Aufgaben:
1. Fasse den Text über unangepasstes Verhalten in zwei Sätzen zusammen.
2. Setze den Text über unangepasstes Verhalten nach seinem letzten Satz fort.

Klare öffentliche kritische Handlungen und Äußerungen zählen als unangepasst. Besonders bizarr erscheinen Reaktionen von (religiös wie sozial geprägten) Gemeinschaften auf andersartiges Tun. Das ignorierte bzw. ausgestoßene Sein aus der Mehrheits-und/oder herrschenden Gruppe ist ein weites, oft erst einmal trockenes Feld.
Das Leben in der DDR und das Abarbeiten mit den sich daraus ergebenden Einschränkungen als Mensch wie als Künstlerin thematisiert z. B. der aktuelle ­Dokumentarfilm Rebellinnen von Pamela Meyer-Arndt mit der Musik von Ulrike Haage. Er porträtiert die etablierten Künstler:innen Cornelia Schleime, Gabriele Stötzer und Tina Bara.

Auflistungen von Regionen und Beschriftungen
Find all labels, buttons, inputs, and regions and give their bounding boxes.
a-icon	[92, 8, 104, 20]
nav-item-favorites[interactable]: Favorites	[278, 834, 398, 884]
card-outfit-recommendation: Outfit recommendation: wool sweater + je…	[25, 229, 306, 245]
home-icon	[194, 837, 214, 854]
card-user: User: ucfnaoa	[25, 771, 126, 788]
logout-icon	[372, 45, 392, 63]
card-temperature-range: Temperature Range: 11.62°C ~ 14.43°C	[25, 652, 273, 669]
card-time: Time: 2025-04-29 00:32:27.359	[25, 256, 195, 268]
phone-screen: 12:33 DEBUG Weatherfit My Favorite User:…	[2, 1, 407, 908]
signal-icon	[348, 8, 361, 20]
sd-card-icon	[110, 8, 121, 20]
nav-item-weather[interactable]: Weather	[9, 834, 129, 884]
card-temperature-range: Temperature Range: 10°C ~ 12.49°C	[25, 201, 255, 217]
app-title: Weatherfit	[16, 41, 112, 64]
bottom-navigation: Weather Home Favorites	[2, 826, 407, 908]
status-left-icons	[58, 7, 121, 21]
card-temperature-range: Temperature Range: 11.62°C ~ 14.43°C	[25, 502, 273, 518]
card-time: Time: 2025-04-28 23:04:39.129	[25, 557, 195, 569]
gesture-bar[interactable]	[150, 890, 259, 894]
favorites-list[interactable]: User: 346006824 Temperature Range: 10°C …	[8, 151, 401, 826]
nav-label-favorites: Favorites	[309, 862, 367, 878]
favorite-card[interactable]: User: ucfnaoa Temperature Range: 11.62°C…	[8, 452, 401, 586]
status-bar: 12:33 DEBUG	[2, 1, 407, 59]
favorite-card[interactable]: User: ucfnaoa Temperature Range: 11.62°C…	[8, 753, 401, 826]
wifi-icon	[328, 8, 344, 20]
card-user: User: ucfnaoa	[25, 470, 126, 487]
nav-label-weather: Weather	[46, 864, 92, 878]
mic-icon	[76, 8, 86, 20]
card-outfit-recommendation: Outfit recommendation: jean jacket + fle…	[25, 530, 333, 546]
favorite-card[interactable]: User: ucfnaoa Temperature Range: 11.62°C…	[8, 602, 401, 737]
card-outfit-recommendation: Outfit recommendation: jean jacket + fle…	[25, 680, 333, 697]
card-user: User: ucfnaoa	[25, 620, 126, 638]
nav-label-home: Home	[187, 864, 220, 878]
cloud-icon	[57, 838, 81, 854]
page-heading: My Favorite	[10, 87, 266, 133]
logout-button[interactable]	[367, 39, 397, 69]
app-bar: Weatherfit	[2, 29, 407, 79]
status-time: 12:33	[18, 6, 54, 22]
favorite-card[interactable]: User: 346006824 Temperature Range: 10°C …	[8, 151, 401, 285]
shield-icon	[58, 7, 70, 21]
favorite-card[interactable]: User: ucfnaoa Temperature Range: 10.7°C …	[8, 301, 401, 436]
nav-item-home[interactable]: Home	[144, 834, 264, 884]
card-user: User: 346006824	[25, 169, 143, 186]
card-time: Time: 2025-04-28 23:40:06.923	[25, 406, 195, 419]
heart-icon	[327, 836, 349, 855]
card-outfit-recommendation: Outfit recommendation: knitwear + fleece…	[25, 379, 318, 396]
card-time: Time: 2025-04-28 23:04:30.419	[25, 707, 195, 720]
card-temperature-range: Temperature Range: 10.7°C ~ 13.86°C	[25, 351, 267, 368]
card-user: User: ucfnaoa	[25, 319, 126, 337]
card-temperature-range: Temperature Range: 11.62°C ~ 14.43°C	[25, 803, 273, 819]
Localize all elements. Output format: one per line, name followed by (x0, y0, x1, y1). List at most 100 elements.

==

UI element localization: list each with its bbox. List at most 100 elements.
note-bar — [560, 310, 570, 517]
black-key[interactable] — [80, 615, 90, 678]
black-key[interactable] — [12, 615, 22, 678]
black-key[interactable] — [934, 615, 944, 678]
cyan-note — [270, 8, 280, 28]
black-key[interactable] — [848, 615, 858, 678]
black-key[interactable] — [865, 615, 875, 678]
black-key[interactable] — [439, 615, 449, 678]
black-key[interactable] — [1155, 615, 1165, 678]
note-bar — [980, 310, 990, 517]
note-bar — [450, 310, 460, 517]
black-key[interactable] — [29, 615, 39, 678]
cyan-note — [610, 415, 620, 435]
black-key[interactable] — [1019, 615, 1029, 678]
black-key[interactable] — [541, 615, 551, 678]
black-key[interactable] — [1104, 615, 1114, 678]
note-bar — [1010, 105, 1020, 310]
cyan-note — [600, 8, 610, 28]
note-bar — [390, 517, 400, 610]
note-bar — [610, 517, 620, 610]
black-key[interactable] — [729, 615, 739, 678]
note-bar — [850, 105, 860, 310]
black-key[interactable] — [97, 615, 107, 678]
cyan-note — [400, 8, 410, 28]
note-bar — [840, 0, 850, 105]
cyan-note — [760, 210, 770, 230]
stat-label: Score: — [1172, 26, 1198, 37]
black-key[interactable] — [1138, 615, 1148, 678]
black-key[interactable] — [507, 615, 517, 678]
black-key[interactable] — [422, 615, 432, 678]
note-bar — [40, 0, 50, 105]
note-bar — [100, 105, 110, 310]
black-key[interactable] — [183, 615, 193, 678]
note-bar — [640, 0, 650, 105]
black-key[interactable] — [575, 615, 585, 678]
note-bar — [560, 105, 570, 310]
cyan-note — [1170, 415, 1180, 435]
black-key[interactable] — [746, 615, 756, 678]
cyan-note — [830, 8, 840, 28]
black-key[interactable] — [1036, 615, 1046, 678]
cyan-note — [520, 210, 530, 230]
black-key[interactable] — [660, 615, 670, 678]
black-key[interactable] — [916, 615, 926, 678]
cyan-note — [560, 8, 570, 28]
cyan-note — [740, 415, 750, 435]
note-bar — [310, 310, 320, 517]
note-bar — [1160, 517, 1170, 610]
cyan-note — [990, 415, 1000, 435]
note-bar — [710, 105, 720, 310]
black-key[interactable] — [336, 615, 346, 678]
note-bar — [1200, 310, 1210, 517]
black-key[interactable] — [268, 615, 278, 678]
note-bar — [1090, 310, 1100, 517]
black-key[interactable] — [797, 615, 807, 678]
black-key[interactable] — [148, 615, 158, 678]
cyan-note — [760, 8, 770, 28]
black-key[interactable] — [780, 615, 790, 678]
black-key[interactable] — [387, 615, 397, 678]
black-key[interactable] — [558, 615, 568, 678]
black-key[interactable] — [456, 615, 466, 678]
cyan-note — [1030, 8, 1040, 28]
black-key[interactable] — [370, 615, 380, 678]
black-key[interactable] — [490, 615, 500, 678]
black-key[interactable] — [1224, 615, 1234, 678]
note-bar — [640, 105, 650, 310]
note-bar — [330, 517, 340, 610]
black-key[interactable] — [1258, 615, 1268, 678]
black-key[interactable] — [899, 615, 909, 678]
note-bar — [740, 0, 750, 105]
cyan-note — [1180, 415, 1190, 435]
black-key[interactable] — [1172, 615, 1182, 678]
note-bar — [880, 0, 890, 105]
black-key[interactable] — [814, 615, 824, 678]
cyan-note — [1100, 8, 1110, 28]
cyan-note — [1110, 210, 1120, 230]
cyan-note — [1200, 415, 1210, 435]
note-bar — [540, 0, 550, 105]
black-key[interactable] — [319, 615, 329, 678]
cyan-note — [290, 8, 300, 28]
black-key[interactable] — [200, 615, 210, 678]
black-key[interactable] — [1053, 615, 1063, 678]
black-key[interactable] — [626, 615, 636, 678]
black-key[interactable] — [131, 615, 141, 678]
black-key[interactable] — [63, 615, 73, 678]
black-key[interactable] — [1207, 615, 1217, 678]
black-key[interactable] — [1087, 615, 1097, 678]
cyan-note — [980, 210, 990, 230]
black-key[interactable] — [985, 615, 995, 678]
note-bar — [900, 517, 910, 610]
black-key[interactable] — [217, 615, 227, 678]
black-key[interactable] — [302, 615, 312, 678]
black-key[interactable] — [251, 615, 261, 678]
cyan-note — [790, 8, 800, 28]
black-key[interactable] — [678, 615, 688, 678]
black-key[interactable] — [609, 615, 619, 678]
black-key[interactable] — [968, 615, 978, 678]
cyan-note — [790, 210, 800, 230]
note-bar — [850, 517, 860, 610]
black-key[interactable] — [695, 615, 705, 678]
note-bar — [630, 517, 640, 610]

Lösungen:
1. Klare öffentliche kritische Handlungen und Äußerungen gelten als unangepasst, und das Ausgestoßensein aus der Mehrheits- oder herrschenden Gruppe ist ein weites, oft trockenes Feld. Der Dokumentarfilm Rebellinnen von Pamela Meyer-Arndt mit Musik von Ulrike Haage behandelt das Leben in der DDR und die Auseinandersetzung mit dessen Einschränkungen und porträtiert die Künstler:innen Cornelia Schleime, Gabriele Stötzer und Tina Bara.

2.
Mir unbekannt ist der Entbehrungsreichtum von Cao Fei, einer chinesischen, hauptsächlich in Peking lebenden Künstlerin, die z. B. in der Serpentine Gallery in London 2020 mit Blue Prints eine interessante virtuelle wie reelle Parallelwelt-Kinolebenslandschaft erschaffen durfte. Sie nimmt u. a. (digitales) urbanes Leben mit seinen Verwerfungen der Wünsche unter den Bildschirm und ist z. B. mit der Gestaltung des BMW-Neuwagens in bzw. zwischen beiden politischen Systemen angekommen, auch mit ihrem (Avatar) The New Angel auf dem Eisernen Vorhang der Wiener Staatsoper.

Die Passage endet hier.